What is being asked: Where does the string "this" appear in the records? Copy every line that contains it.

Entries supplied:
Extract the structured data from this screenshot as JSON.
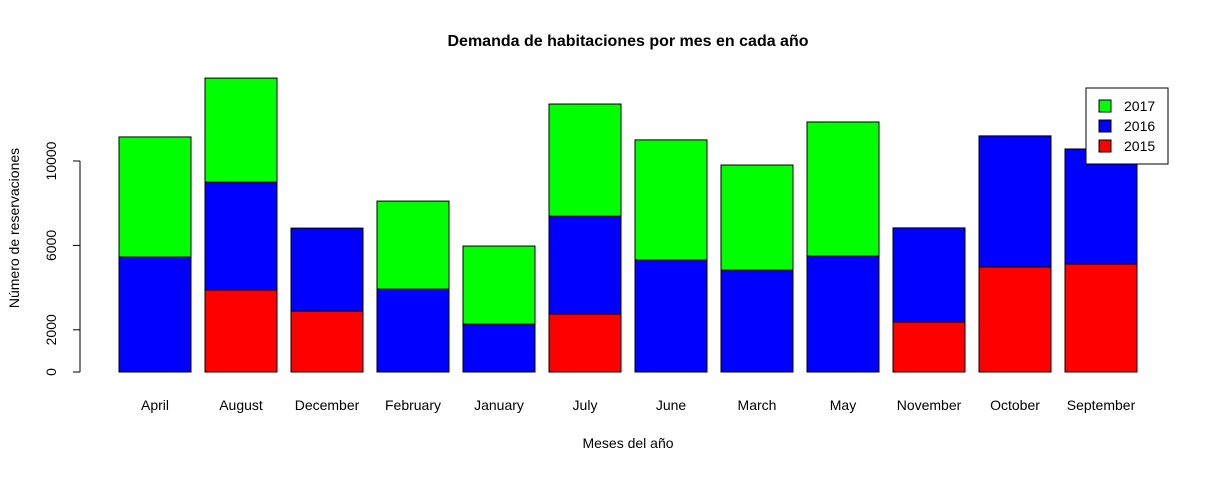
{
  "chart_data": {
    "type": "stacked_bar",
    "title": "Demanda de habitaciones por mes en cada año",
    "x_label": "Meses del año",
    "y_label": "Número de reservaciones",
    "categories": [
      "April",
      "August",
      "December",
      "February",
      "January",
      "July",
      "June",
      "March",
      "May",
      "November",
      "October",
      "September"
    ],
    "series": [
      {
        "name": "2015",
        "color": "#ff0000",
        "values": [
          0,
          3890,
          2890,
          0,
          0,
          2750,
          0,
          0,
          0,
          2370,
          4980,
          5120
        ]
      },
      {
        "name": "2016",
        "color": "#0000ff",
        "values": [
          5450,
          5110,
          3930,
          3930,
          2270,
          4640,
          5310,
          4830,
          5500,
          4460,
          6210,
          5450
        ]
      },
      {
        "name": "2017",
        "color": "#00ff00",
        "values": [
          5690,
          4930,
          0,
          4170,
          3700,
          5310,
          5690,
          4980,
          6350,
          0,
          0,
          0
        ]
      }
    ],
    "ylim": [
      0,
      14000
    ],
    "yticks": [
      0,
      2000,
      6000,
      10000
    ],
    "legend": "top-right"
  }
}
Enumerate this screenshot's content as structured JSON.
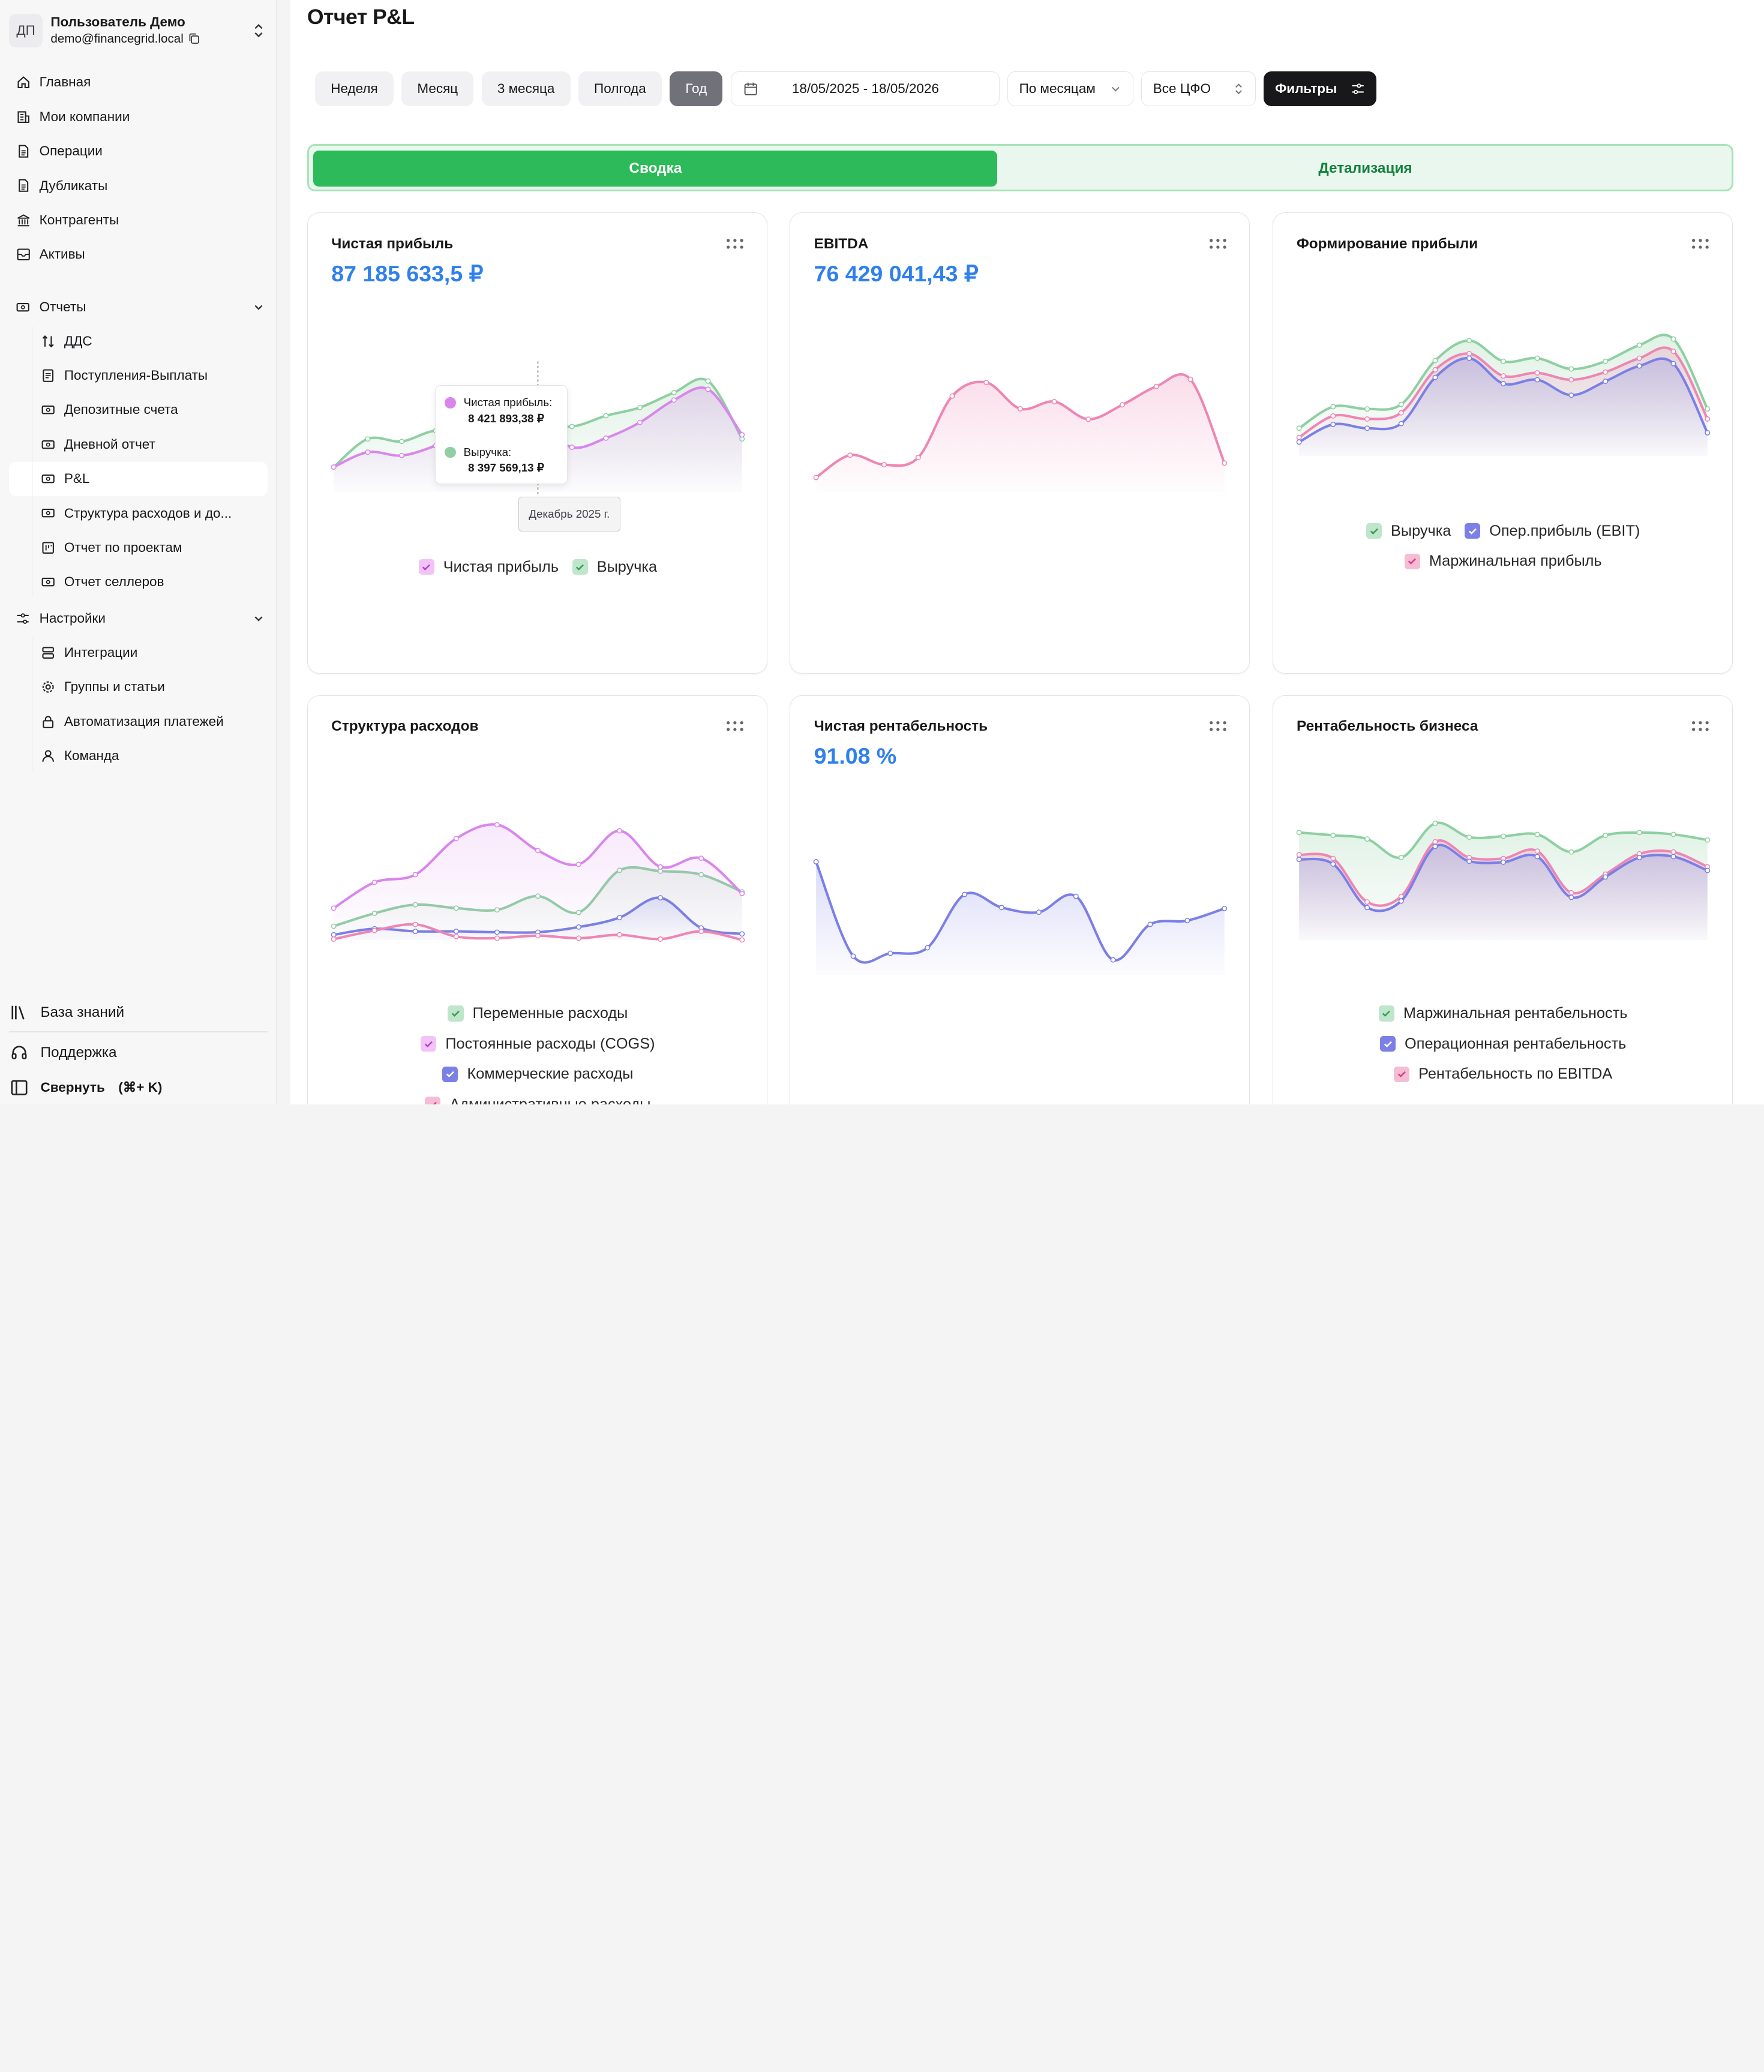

Exercise result:
Extract the structured data from this screenshot as JSON.
Enumerate this screenshot's content as structured JSON.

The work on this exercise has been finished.